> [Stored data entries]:
=====

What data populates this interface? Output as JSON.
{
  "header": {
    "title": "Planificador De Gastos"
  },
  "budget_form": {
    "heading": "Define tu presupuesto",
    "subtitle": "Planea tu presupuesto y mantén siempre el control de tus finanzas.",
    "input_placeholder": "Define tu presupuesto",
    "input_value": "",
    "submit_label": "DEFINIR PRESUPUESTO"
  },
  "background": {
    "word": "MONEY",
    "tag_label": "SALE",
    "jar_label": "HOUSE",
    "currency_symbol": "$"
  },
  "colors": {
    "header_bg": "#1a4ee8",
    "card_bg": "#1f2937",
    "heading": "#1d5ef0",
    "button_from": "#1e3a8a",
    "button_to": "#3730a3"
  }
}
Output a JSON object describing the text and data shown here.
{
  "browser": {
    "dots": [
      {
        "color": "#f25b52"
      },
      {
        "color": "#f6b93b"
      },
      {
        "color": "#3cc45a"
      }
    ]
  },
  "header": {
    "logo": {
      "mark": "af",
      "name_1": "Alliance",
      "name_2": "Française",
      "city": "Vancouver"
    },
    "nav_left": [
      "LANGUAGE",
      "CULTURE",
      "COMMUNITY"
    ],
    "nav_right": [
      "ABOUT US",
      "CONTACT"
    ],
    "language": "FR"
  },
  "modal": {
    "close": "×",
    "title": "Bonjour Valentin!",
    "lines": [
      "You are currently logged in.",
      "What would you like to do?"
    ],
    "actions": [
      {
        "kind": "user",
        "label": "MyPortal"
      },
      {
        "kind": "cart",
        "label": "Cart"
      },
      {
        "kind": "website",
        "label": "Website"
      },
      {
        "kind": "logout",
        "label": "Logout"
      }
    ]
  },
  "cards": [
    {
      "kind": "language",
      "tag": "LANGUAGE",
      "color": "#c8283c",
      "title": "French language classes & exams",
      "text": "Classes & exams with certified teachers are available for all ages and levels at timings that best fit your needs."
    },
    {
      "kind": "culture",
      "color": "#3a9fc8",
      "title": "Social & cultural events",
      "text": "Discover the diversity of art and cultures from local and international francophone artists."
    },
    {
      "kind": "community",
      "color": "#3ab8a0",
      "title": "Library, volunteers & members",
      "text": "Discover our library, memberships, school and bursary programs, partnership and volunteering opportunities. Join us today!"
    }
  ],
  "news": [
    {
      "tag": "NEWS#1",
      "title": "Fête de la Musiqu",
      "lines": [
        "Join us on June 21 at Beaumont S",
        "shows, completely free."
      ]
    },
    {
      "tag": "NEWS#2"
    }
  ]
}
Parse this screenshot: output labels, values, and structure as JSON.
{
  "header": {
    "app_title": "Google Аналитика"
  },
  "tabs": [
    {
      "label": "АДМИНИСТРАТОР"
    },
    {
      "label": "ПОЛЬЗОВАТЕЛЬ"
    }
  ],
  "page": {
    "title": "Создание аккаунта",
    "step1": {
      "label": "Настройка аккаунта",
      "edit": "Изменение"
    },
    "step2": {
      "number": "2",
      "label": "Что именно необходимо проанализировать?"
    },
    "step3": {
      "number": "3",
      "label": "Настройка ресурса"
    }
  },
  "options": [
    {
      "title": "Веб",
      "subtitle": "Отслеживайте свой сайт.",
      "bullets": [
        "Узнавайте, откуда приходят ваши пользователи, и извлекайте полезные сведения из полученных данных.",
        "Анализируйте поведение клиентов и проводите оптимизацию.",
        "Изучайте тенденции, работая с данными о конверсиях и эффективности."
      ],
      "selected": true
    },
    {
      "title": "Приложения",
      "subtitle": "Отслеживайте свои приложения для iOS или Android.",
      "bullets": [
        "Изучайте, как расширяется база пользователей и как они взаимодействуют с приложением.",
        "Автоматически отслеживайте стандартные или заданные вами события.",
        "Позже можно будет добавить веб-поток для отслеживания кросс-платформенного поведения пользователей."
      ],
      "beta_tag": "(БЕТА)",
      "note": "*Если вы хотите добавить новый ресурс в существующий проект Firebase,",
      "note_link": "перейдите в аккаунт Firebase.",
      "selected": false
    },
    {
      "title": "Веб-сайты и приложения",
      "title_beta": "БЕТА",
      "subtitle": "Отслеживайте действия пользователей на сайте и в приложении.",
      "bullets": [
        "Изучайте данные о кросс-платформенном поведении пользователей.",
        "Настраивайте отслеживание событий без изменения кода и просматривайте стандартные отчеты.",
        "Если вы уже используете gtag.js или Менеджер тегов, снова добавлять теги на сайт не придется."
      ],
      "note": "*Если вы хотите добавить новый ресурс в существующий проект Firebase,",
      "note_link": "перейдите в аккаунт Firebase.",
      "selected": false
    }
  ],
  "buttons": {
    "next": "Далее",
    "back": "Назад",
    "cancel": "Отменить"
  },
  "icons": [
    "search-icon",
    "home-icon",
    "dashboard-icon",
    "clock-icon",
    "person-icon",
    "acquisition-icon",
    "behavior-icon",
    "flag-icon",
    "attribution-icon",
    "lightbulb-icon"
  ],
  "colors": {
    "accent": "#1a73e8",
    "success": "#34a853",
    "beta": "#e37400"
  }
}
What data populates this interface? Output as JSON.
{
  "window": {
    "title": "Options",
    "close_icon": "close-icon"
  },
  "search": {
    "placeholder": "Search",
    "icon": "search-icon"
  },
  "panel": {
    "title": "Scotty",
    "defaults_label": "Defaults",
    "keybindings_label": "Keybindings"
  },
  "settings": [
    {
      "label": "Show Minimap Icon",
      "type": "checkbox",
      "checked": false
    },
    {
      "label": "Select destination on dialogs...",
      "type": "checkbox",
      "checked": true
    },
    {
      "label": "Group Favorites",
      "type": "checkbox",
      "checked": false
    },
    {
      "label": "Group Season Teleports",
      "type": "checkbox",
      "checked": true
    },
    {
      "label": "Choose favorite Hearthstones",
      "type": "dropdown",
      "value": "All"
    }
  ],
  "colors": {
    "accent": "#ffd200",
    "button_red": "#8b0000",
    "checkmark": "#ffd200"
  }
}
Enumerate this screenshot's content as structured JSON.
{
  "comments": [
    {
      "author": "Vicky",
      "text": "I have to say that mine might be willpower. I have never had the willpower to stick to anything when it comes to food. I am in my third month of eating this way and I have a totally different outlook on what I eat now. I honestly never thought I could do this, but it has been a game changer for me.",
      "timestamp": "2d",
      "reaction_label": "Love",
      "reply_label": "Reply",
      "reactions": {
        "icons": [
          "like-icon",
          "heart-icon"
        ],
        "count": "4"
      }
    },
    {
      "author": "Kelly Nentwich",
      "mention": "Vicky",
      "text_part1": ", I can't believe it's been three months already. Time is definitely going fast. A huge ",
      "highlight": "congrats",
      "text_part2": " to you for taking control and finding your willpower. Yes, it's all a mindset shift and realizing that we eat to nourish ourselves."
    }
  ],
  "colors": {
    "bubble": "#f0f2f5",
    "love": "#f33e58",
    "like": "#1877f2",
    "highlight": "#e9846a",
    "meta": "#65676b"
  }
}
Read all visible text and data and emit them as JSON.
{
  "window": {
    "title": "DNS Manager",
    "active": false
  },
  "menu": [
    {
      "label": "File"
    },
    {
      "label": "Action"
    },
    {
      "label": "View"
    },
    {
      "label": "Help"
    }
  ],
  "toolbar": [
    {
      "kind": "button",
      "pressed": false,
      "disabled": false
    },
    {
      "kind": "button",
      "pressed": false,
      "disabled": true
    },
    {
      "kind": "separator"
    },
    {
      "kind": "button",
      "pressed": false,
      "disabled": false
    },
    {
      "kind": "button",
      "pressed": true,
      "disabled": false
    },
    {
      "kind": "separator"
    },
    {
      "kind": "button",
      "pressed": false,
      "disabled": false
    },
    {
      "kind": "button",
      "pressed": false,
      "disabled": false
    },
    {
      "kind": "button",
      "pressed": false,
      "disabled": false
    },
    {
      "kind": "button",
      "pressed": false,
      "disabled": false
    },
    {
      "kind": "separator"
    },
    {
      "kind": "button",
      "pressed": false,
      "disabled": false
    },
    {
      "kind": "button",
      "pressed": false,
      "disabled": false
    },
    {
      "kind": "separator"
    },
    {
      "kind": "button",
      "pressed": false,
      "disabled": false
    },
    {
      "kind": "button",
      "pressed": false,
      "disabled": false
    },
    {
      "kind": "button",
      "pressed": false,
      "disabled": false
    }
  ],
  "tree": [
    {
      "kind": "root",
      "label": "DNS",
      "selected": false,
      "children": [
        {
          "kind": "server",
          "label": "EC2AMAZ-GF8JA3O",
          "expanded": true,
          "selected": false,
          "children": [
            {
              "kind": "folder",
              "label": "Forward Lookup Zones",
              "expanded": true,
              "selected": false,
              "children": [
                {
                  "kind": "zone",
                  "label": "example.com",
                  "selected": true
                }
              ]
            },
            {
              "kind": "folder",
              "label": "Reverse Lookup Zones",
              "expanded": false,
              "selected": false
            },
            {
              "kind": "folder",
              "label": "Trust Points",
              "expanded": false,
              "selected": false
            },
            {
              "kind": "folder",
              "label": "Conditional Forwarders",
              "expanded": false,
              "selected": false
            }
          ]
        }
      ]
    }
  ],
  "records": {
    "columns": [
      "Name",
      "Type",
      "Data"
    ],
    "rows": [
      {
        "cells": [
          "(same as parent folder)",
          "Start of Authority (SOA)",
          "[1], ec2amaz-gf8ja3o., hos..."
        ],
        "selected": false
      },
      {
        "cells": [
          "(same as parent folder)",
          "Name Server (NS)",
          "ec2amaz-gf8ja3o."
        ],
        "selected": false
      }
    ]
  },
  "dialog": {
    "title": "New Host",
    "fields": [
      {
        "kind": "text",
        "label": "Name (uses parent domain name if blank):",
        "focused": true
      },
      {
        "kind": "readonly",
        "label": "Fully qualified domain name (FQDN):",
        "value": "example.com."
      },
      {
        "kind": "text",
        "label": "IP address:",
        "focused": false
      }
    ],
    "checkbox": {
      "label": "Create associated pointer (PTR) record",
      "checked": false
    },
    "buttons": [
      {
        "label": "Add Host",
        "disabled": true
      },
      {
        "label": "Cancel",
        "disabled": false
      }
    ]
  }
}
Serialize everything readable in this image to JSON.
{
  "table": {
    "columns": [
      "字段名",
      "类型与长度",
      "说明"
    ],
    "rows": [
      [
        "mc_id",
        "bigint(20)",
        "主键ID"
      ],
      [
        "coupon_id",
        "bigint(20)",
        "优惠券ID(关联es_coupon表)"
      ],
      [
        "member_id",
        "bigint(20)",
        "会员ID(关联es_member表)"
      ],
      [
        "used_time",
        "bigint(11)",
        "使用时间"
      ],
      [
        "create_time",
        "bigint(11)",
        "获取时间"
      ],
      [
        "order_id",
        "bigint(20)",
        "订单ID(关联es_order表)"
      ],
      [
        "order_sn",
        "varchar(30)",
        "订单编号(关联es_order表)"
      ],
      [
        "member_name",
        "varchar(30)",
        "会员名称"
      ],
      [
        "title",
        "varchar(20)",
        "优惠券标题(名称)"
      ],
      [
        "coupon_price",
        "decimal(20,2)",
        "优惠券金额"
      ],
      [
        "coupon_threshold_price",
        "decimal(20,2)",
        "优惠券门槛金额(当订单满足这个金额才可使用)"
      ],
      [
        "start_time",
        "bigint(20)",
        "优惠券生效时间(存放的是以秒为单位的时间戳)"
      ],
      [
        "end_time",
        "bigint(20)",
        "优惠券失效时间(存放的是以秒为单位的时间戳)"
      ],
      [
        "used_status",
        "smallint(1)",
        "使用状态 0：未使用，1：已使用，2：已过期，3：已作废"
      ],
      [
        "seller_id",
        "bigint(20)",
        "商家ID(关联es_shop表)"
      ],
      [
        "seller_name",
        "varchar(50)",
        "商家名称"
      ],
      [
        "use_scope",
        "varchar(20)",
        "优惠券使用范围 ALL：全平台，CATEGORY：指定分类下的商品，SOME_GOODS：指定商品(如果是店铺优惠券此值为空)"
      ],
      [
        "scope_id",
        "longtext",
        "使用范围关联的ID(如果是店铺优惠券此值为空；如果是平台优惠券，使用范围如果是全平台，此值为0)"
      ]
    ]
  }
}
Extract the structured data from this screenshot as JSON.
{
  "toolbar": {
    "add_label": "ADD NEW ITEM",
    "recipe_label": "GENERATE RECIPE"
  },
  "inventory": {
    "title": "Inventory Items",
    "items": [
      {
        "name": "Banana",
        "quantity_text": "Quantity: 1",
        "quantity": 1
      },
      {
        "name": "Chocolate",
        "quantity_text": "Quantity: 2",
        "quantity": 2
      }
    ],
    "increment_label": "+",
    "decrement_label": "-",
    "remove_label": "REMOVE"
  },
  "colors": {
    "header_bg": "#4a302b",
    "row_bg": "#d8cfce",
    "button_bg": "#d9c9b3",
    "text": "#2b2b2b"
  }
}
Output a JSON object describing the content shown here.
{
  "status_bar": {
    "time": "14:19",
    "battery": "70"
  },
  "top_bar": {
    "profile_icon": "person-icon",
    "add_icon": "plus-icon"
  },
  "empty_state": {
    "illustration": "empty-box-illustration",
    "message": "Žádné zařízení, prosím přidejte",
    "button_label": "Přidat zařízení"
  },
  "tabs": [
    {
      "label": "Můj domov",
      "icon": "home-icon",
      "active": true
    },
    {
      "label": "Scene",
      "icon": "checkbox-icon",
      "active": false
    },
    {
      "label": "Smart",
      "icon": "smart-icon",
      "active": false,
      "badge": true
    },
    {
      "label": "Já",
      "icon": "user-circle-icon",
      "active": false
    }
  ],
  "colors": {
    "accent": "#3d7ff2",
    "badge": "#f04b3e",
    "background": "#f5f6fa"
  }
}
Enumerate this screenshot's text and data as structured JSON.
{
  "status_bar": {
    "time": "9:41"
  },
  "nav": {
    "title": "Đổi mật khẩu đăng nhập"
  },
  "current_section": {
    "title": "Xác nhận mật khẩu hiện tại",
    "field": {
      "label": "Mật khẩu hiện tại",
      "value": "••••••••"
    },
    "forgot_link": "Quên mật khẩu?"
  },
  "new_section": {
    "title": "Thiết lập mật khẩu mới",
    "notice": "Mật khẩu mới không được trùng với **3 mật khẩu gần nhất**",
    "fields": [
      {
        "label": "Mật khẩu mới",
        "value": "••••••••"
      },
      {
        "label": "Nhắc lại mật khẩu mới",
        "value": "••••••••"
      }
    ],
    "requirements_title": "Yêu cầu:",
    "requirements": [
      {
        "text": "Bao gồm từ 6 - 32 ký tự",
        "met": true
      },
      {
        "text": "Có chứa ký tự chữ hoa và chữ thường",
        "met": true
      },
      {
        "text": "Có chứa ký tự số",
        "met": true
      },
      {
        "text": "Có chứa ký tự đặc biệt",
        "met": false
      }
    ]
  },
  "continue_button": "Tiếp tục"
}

=====

> [Work to complete]:
Locate all lines in the listing above with the word "hiện". Copy them.

> [Exercise result]:
    "title": "Xác nhận mật khẩu hiện tại",
      "label": "Mật khẩu hiện tại",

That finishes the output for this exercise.